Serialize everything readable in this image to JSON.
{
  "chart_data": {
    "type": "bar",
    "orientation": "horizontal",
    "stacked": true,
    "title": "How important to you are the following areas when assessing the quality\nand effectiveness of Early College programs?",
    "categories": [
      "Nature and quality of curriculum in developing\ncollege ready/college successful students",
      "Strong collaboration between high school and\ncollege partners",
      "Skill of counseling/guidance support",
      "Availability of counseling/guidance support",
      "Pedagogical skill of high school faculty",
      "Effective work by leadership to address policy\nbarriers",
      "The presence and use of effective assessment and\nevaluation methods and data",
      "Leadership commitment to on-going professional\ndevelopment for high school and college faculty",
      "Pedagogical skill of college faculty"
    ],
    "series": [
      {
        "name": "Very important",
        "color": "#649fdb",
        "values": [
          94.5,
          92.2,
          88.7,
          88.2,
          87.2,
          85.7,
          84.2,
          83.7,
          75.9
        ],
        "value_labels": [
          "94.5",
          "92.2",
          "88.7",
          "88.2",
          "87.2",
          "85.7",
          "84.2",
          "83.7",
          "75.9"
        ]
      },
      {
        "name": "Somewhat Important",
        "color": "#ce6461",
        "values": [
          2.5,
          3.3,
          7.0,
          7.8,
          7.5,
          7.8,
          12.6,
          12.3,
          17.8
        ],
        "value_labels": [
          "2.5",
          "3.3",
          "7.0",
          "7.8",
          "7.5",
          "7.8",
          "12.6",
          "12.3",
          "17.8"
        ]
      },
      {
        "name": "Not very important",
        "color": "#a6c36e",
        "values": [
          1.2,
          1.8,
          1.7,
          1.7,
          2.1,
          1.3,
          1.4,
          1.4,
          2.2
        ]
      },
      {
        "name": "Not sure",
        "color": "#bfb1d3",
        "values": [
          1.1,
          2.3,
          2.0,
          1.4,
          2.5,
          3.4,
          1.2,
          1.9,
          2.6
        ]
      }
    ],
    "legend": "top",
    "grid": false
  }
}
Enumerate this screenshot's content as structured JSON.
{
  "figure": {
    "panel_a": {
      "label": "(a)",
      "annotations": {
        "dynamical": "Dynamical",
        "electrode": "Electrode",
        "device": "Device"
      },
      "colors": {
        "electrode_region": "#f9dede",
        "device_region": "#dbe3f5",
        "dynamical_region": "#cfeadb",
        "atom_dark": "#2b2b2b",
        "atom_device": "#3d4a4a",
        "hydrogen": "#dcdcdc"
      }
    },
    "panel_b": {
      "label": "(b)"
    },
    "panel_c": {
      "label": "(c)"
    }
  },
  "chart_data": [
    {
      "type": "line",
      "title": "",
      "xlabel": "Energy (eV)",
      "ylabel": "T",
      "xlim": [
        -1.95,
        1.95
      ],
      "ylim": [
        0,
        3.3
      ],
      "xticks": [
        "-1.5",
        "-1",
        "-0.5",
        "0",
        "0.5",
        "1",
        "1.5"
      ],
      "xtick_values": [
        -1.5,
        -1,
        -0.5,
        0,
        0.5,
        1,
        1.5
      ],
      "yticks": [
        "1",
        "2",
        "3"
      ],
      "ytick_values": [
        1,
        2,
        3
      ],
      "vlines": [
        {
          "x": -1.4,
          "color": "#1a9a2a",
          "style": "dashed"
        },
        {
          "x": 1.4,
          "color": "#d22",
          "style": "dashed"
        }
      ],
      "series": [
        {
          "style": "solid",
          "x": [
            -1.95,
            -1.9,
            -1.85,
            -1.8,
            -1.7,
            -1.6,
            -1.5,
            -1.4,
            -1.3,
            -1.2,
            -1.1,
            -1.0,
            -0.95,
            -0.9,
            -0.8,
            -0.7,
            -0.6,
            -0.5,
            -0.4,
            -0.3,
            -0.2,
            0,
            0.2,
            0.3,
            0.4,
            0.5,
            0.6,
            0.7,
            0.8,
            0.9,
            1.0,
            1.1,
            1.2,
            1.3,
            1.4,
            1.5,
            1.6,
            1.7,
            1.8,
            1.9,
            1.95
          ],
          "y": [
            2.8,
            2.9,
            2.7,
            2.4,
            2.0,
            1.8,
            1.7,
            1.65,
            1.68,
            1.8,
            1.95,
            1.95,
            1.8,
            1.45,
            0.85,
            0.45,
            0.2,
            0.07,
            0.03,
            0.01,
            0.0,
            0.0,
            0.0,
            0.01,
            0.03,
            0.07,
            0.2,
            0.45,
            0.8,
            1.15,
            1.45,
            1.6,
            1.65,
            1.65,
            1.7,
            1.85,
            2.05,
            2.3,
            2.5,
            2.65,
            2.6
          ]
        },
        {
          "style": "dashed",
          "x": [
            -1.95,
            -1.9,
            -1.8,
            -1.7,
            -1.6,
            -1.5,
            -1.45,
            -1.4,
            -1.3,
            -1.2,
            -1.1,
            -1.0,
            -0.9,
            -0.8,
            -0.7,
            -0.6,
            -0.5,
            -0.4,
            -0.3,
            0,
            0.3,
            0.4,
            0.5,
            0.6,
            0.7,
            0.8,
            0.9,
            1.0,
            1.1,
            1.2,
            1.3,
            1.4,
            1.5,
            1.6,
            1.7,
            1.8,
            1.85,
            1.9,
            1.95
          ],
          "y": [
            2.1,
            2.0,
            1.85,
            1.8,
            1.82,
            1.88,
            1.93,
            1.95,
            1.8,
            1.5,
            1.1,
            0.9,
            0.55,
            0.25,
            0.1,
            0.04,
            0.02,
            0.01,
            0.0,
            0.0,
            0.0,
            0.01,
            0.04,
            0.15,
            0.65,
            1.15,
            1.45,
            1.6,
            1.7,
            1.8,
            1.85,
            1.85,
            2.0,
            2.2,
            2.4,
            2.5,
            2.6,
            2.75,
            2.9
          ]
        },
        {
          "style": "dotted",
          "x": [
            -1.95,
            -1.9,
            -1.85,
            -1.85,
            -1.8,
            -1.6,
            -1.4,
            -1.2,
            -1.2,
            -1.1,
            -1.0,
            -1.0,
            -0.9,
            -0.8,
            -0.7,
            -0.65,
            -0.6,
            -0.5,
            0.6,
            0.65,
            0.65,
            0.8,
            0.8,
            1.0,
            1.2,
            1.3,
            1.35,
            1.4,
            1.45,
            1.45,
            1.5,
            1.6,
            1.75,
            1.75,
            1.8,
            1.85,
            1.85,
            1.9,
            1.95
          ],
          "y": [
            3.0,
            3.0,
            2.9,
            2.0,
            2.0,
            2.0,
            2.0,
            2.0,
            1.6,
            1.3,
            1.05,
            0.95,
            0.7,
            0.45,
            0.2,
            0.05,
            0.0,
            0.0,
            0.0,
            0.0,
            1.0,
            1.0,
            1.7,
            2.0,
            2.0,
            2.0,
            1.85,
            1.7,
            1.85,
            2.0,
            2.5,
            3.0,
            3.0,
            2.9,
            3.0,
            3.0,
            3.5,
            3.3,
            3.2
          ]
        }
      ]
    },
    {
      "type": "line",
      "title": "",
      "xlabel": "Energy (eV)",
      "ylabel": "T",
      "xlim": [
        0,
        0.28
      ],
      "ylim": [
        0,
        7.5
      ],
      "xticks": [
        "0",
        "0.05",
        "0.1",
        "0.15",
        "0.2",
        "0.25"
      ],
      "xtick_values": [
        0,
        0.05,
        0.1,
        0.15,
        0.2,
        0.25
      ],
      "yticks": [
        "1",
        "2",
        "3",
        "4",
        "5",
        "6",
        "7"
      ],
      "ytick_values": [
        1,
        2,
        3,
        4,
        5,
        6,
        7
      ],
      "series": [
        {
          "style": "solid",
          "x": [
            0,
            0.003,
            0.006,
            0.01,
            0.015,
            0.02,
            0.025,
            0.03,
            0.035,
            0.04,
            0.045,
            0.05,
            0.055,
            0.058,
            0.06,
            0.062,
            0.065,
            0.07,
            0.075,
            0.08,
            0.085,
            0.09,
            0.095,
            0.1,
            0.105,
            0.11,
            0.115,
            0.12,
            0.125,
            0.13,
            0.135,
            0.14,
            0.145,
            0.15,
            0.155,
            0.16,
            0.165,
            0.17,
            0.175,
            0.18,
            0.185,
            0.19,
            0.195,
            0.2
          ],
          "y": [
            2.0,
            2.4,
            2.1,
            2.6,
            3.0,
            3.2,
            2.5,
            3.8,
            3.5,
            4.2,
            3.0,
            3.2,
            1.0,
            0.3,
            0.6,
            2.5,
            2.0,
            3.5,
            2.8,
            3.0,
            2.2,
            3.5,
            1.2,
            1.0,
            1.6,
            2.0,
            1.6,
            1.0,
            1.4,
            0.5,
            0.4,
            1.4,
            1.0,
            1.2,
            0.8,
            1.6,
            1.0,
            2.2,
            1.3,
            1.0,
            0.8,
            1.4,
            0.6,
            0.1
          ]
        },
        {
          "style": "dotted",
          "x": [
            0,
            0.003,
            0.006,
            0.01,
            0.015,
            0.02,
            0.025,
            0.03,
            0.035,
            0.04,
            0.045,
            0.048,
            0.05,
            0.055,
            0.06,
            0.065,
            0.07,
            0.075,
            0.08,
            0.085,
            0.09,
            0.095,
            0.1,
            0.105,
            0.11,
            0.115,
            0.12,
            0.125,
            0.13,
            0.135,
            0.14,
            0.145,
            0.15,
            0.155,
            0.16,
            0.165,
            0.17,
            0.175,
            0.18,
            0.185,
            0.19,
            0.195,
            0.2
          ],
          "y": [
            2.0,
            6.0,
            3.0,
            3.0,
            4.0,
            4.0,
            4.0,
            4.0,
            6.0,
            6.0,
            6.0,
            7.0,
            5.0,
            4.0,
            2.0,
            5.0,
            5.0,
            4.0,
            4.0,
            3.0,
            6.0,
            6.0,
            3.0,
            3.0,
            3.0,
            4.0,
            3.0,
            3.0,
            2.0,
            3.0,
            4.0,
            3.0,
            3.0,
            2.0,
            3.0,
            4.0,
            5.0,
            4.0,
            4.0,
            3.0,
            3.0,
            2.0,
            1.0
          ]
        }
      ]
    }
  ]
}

> [Work instructions] Across the material above, how many lines include the string "Pedagogical"? Only the number is wanted.

> [Worked answer] 2